**SUPPLIED RECORDS:**
——

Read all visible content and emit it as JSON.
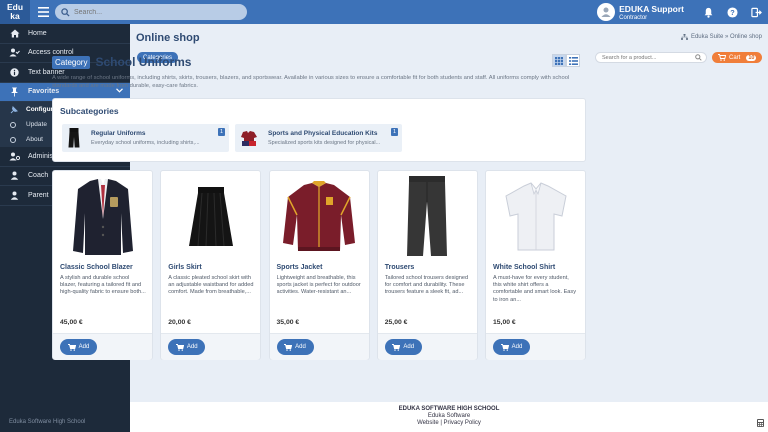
{
  "app": {
    "logo_line1": "Edu",
    "logo_line2": "ka"
  },
  "topbar": {
    "search_placeholder": "Search...",
    "user_name": "EDUKA Support",
    "user_role": "Contractor"
  },
  "sidebar": {
    "items": [
      {
        "label": "Home",
        "icon": "home-icon"
      },
      {
        "label": "Access control",
        "icon": "user-check-icon"
      },
      {
        "label": "Text banner",
        "icon": "info-icon"
      },
      {
        "label": "Favorites",
        "icon": "pin-icon"
      }
    ],
    "submenu": [
      {
        "label": "Configuration"
      },
      {
        "label": "Update"
      },
      {
        "label": "About"
      }
    ],
    "groups": [
      {
        "label": "Administrator",
        "icon": "users-gear-icon"
      },
      {
        "label": "Coach",
        "icon": "user-icon"
      },
      {
        "label": "Parent",
        "icon": "person-icon"
      }
    ],
    "footer": "Eduka Software High School"
  },
  "main": {
    "title": "Online shop",
    "breadcrumb": "Eduka Suite » Online shop",
    "categories_button": "Categories",
    "search_placeholder": "Search for a product...",
    "cart_label": "Cart",
    "cart_count": "10"
  },
  "category": {
    "tag": "Category",
    "name": "School Uniforms",
    "description": "A wide range of school uniforms, including shirts, skirts, trousers, blazers, and sportswear. Available in various sizes to ensure a comfortable fit for both students and staff. All uniforms comply with school standards and are made from durable, easy-care fabrics."
  },
  "subcategories": {
    "title": "Subcategories",
    "items": [
      {
        "name": "Regular Uniforms",
        "desc": "Everyday school uniforms, including shirts,...",
        "count": "1"
      },
      {
        "name": "Sports and Physical Education Kits",
        "desc": "Specialized sports kits designed for physical...",
        "count": "1"
      }
    ]
  },
  "products": [
    {
      "name": "Classic School Blazer",
      "desc": "A stylish and durable school blazer, featuring a tailored fit and high-quality fabric to ensure both...",
      "price": "45,00 €",
      "add": "Add"
    },
    {
      "name": "Girls Skirt",
      "desc": "A classic pleated school skirt with an adjustable waistband for added comfort. Made from breathable,...",
      "price": "20,00 €",
      "add": "Add"
    },
    {
      "name": "Sports Jacket",
      "desc": "Lightweight and breathable, this sports jacket is perfect for outdoor activities. Water-resistant an...",
      "price": "35,00 €",
      "add": "Add"
    },
    {
      "name": "Trousers",
      "desc": "Tailored school trousers designed for comfort and durability. These trousers feature a sleek fit, ad...",
      "price": "25,00 €",
      "add": "Add"
    },
    {
      "name": "White School Shirt",
      "desc": "A must-have for every student, this white shirt offers a comfortable and smart look. Easy to iron an...",
      "price": "15,00 €",
      "add": "Add"
    }
  ],
  "footer": {
    "school": "EDUKA SOFTWARE HIGH SCHOOL",
    "company": "Eduka Software",
    "links": "Website | Privacy Policy"
  },
  "colors": {
    "primary": "#3d72b8",
    "sidebar": "#1d2a3a",
    "accent": "#f07e3a",
    "background": "#e8eef6"
  }
}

——

**EXERCISE TASK:**
Every entry must be written out exactly, with all pictures left out.

**ANSWER BELOW:**
Read all visible content and emit it as JSON.
{
  "app": {
    "logo_line1": "Edu",
    "logo_line2": "ka"
  },
  "topbar": {
    "search_placeholder": "Search...",
    "user_name": "EDUKA Support",
    "user_role": "Contractor"
  },
  "sidebar": {
    "items": [
      {
        "label": "Home",
        "icon": "home-icon"
      },
      {
        "label": "Access control",
        "icon": "user-check-icon"
      },
      {
        "label": "Text banner",
        "icon": "info-icon"
      },
      {
        "label": "Favorites",
        "icon": "pin-icon"
      }
    ],
    "submenu": [
      {
        "label": "Configuration"
      },
      {
        "label": "Update"
      },
      {
        "label": "About"
      }
    ],
    "groups": [
      {
        "label": "Administrator",
        "icon": "users-gear-icon"
      },
      {
        "label": "Coach",
        "icon": "user-icon"
      },
      {
        "label": "Parent",
        "icon": "person-icon"
      }
    ],
    "footer": "Eduka Software High School"
  },
  "main": {
    "title": "Online shop",
    "breadcrumb": "Eduka Suite » Online shop",
    "categories_button": "Categories",
    "search_placeholder": "Search for a product...",
    "cart_label": "Cart",
    "cart_count": "10"
  },
  "category": {
    "tag": "Category",
    "name": "School Uniforms",
    "description": "A wide range of school uniforms, including shirts, skirts, trousers, blazers, and sportswear. Available in various sizes to ensure a comfortable fit for both students and staff. All uniforms comply with school standards and are made from durable, easy-care fabrics."
  },
  "subcategories": {
    "title": "Subcategories",
    "items": [
      {
        "name": "Regular Uniforms",
        "desc": "Everyday school uniforms, including shirts,...",
        "count": "1"
      },
      {
        "name": "Sports and Physical Education Kits",
        "desc": "Specialized sports kits designed for physical...",
        "count": "1"
      }
    ]
  },
  "products": [
    {
      "name": "Classic School Blazer",
      "desc": "A stylish and durable school blazer, featuring a tailored fit and high-quality fabric to ensure both...",
      "price": "45,00 €",
      "add": "Add"
    },
    {
      "name": "Girls Skirt",
      "desc": "A classic pleated school skirt with an adjustable waistband for added comfort. Made from breathable,...",
      "price": "20,00 €",
      "add": "Add"
    },
    {
      "name": "Sports Jacket",
      "desc": "Lightweight and breathable, this sports jacket is perfect for outdoor activities. Water-resistant an...",
      "price": "35,00 €",
      "add": "Add"
    },
    {
      "name": "Trousers",
      "desc": "Tailored school trousers designed for comfort and durability. These trousers feature a sleek fit, ad...",
      "price": "25,00 €",
      "add": "Add"
    },
    {
      "name": "White School Shirt",
      "desc": "A must-have for every student, this white shirt offers a comfortable and smart look. Easy to iron an...",
      "price": "15,00 €",
      "add": "Add"
    }
  ],
  "footer": {
    "school": "EDUKA SOFTWARE HIGH SCHOOL",
    "company": "Eduka Software",
    "links": "Website | Privacy Policy"
  },
  "colors": {
    "primary": "#3d72b8",
    "sidebar": "#1d2a3a",
    "accent": "#f07e3a",
    "background": "#e8eef6"
  }
}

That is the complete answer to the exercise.